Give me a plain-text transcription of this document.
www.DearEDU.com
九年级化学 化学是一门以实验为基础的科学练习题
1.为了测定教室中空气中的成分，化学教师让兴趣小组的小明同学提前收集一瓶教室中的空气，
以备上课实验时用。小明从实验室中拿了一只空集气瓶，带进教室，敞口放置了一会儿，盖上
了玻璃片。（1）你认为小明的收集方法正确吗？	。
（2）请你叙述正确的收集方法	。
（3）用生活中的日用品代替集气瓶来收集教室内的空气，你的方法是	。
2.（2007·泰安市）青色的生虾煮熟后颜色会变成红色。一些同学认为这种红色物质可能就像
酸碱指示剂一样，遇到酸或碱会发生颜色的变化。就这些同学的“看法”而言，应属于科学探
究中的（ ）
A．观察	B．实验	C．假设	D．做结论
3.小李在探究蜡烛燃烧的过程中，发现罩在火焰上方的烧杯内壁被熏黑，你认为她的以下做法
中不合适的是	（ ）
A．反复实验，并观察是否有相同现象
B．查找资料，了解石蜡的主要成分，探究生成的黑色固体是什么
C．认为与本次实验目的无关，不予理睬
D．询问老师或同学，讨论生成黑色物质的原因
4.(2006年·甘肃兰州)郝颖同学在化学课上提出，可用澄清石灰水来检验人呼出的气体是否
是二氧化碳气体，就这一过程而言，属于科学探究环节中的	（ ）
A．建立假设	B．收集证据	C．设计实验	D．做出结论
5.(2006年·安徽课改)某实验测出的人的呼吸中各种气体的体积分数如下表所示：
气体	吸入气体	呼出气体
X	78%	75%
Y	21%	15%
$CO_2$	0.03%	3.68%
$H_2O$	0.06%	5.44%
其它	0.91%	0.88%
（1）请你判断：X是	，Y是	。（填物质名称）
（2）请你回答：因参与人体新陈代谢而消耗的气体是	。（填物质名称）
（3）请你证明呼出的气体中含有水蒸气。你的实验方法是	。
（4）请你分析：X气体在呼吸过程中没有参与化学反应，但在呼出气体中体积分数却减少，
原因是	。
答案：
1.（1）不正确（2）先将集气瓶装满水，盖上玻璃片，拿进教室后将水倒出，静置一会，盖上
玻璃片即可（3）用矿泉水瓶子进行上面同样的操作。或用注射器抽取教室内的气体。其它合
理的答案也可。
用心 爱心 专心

**EXERCISE OBJECTIVE**
Go through the data and gather every line that holds "填物质名称".

**REPLY**
（1）请你判断：X是	，Y是	。（填物质名称）
（2）请你回答：因参与人体新陈代谢而消耗的气体是	。（填物质名称）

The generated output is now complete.